Dataset rows:
* * *

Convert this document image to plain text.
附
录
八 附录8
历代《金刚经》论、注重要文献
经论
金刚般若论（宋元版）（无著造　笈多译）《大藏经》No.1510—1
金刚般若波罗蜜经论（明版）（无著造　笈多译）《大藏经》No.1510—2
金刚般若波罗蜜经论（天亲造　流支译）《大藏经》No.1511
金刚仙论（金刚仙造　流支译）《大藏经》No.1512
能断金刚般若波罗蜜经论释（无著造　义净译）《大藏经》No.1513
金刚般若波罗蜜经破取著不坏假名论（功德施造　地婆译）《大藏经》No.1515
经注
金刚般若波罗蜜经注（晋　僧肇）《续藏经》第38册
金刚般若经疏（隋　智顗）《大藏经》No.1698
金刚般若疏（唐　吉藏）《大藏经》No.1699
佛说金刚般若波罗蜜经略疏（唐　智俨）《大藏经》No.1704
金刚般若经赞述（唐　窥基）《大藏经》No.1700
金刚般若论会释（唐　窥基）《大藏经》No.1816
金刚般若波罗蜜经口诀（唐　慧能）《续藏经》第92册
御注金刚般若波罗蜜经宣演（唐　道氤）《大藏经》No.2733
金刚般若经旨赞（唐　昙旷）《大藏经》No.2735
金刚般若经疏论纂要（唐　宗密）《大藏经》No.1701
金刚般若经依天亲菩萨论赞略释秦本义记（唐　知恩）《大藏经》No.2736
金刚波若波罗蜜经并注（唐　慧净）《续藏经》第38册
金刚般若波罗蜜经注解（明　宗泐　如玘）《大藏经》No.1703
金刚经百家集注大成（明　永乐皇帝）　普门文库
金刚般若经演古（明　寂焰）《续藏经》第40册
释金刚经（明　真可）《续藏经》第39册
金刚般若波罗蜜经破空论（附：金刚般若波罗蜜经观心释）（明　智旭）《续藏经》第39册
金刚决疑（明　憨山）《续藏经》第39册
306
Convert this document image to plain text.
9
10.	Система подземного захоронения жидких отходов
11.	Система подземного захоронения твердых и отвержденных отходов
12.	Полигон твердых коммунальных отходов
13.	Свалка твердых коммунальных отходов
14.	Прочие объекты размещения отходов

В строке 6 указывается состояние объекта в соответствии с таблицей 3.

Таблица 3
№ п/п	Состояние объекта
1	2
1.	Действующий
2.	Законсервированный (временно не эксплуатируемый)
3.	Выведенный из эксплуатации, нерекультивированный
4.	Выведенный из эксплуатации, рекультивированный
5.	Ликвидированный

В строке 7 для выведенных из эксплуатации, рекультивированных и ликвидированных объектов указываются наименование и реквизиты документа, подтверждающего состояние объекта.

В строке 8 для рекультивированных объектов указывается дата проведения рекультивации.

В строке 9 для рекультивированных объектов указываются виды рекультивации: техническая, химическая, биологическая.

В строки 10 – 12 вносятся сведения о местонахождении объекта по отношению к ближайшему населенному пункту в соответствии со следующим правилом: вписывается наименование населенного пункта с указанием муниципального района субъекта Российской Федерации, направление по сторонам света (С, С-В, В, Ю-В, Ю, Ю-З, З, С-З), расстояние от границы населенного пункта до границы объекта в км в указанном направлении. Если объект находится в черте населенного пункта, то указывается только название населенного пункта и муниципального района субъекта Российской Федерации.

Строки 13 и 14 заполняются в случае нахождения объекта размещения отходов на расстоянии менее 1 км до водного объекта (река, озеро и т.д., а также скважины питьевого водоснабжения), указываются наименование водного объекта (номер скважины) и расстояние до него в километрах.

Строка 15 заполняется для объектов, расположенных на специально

* * *

**Task objective:** Reproduce every entry shown above, precisely as it stands.

**Exercise answer:**
Convert this document image to plain text.
附
录
八 附录8
历代《金刚经》论、注重要文献
经论
金刚般若论（宋元版）（无著造　笈多译）《大藏经》No.1510—1
金刚般若波罗蜜经论（明版）（无著造　笈多译）《大藏经》No.1510—2
金刚般若波罗蜜经论（天亲造　流支译）《大藏经》No.1511
金刚仙论（金刚仙造　流支译）《大藏经》No.1512
能断金刚般若波罗蜜经论释（无著造　义净译）《大藏经》No.1513
金刚般若波罗蜜经破取著不坏假名论（功德施造　地婆译）《大藏经》No.1515
经注
金刚般若波罗蜜经注（晋　僧肇）《续藏经》第38册
金刚般若经疏（隋　智顗）《大藏经》No.1698
金刚般若疏（唐　吉藏）《大藏经》No.1699
佛说金刚般若波罗蜜经略疏（唐　智俨）《大藏经》No.1704
金刚般若经赞述（唐　窥基）《大藏经》No.1700
金刚般若论会释（唐　窥基）《大藏经》No.1816
金刚般若波罗蜜经口诀（唐　慧能）《续藏经》第92册
御注金刚般若波罗蜜经宣演（唐　道氤）《大藏经》No.2733
金刚般若经旨赞（唐　昙旷）《大藏经》No.2735
金刚般若经疏论纂要（唐　宗密）《大藏经》No.1701
金刚般若经依天亲菩萨论赞略释秦本义记（唐　知恩）《大藏经》No.2736
金刚波若波罗蜜经并注（唐　慧净）《续藏经》第38册
金刚般若波罗蜜经注解（明　宗泐　如玘）《大藏经》No.1703
金刚经百家集注大成（明　永乐皇帝）　普门文库
金刚般若经演古（明　寂焰）《续藏经》第40册
释金刚经（明　真可）《续藏经》第39册
金刚般若波罗蜜经破空论（附：金刚般若波罗蜜经观心释）（明　智旭）《续藏经》第39册
金刚决疑（明　憨山）《续藏经》第39册
306
Convert this document image to plain text.
9
10.	Система подземного захоронения жидких отходов
11.	Система подземного захоронения твердых и отвержденных отходов
12.	Полигон твердых коммунальных отходов
13.	Свалка твердых коммунальных отходов
14.	Прочие объекты размещения отходов

В строке 6 указывается состояние объекта в соответствии с таблицей 3.

Таблица 3
№ п/п	Состояние объекта
1	2
1.	Действующий
2.	Законсервированный (временно не эксплуатируемый)
3.	Выведенный из эксплуатации, нерекультивированный
4.	Выведенный из эксплуатации, рекультивированный
5.	Ликвидированный

В строке 7 для выведенных из эксплуатации, рекультивированных и ликвидированных объектов указываются наименование и реквизиты документа, подтверждающего состояние объекта.

В строке 8 для рекультивированных объектов указывается дата проведения рекультивации.

В строке 9 для рекультивированных объектов указываются виды рекультивации: техническая, химическая, биологическая.

В строки 10 – 12 вносятся сведения о местонахождении объекта по отношению к ближайшему населенному пункту в соответствии со следующим правилом: вписывается наименование населенного пункта с указанием муниципального района субъекта Российской Федерации, направление по сторонам света (С, С-В, В, Ю-В, Ю, Ю-З, З, С-З), расстояние от границы населенного пункта до границы объекта в км в указанном направлении. Если объект находится в черте населенного пункта, то указывается только название населенного пункта и муниципального района субъекта Российской Федерации.

Строки 13 и 14 заполняются в случае нахождения объекта размещения отходов на расстоянии менее 1 км до водного объекта (река, озеро и т.д., а также скважины питьевого водоснабжения), указываются наименование водного объекта (номер скважины) и расстояние до него в километрах.

Строка 15 заполняется для объектов, расположенных на специально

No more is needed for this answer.